=== Source records ===
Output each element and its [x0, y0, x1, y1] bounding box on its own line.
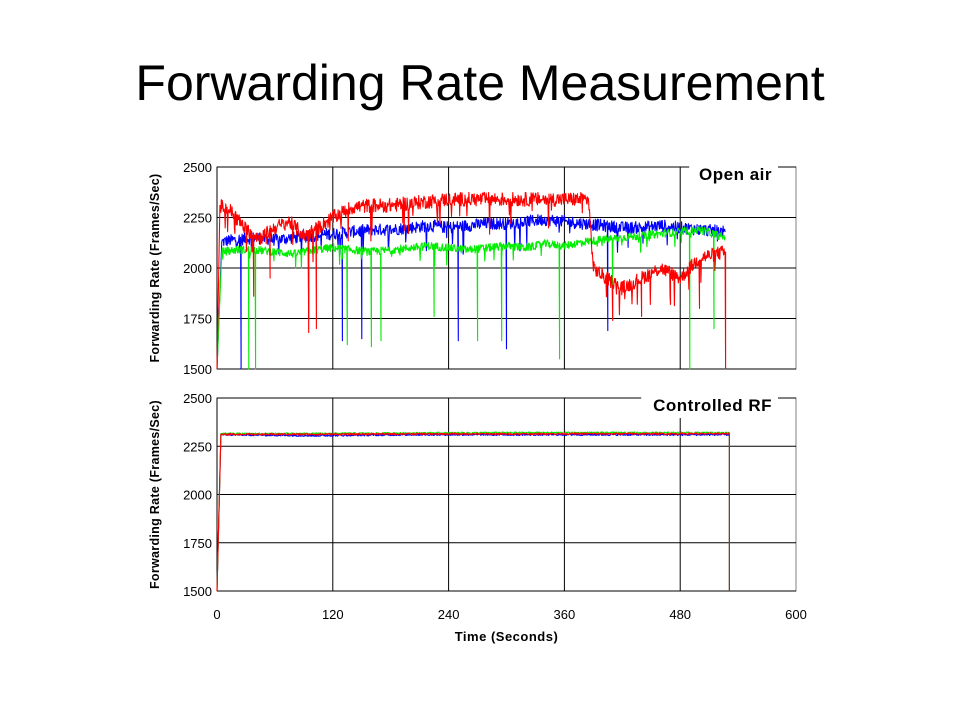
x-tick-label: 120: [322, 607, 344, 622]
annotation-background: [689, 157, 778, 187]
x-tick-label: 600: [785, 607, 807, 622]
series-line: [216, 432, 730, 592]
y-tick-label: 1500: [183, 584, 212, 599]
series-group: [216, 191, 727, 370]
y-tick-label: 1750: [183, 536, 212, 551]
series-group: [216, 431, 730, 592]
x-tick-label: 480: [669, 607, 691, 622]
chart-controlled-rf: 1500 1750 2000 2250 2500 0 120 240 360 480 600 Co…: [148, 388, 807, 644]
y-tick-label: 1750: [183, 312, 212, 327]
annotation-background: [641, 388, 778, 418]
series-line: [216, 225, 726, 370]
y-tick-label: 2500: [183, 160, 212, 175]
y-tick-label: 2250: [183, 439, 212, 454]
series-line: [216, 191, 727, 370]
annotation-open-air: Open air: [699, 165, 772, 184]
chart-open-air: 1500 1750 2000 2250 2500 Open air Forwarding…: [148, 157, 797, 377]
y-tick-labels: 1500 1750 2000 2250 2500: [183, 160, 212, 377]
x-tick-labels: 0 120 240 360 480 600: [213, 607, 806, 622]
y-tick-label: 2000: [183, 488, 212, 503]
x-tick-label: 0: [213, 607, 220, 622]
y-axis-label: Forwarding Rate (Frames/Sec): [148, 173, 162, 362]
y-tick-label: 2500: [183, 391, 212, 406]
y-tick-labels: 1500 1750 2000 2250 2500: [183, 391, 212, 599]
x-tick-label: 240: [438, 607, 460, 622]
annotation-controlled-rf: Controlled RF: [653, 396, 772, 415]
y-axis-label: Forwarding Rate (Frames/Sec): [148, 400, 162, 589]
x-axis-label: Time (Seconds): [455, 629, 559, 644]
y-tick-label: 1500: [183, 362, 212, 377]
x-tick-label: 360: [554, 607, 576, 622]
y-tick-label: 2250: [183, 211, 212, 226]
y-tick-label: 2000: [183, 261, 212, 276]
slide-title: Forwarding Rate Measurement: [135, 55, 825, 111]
===
▶ **Set task**
Return every line of the item above verbatim, but leave out the picture.

▶ **Solution for this problem**
Output each element and its [x0, y0, x1, y1] bounding box on its own line.
x-tick-label: 120: [322, 607, 344, 622]
annotation-background: [689, 157, 778, 187]
x-tick-label: 600: [785, 607, 807, 622]
series-line: [216, 432, 730, 592]
y-tick-label: 1500: [183, 584, 212, 599]
series-group: [216, 191, 727, 370]
y-tick-label: 1750: [183, 536, 212, 551]
series-group: [216, 431, 730, 592]
x-tick-label: 480: [669, 607, 691, 622]
chart-controlled-rf: 1500 1750 2000 2250 2500 0 120 240 360 480 600 Co…: [148, 388, 807, 644]
y-tick-label: 1750: [183, 312, 212, 327]
annotation-background: [641, 388, 778, 418]
series-line: [216, 225, 726, 370]
y-tick-label: 2500: [183, 160, 212, 175]
y-tick-label: 2250: [183, 439, 212, 454]
series-line: [216, 191, 727, 370]
annotation-open-air: Open air: [699, 165, 772, 184]
chart-open-air: 1500 1750 2000 2250 2500 Open air Forwarding…: [148, 157, 797, 377]
y-tick-labels: 1500 1750 2000 2250 2500: [183, 160, 212, 377]
x-tick-labels: 0 120 240 360 480 600: [213, 607, 806, 622]
y-tick-label: 2000: [183, 488, 212, 503]
x-tick-label: 0: [213, 607, 220, 622]
y-axis-label: Forwarding Rate (Frames/Sec): [148, 173, 162, 362]
y-tick-label: 2500: [183, 391, 212, 406]
y-tick-labels: 1500 1750 2000 2250 2500: [183, 391, 212, 599]
x-tick-label: 240: [438, 607, 460, 622]
annotation-controlled-rf: Controlled RF: [653, 396, 772, 415]
y-axis-label: Forwarding Rate (Frames/Sec): [148, 400, 162, 589]
x-axis-label: Time (Seconds): [455, 629, 559, 644]
y-tick-label: 1500: [183, 362, 212, 377]
x-tick-label: 360: [554, 607, 576, 622]
y-tick-label: 2250: [183, 211, 212, 226]
y-tick-label: 2000: [183, 261, 212, 276]
slide-title: Forwarding Rate Measurement: [135, 55, 825, 111]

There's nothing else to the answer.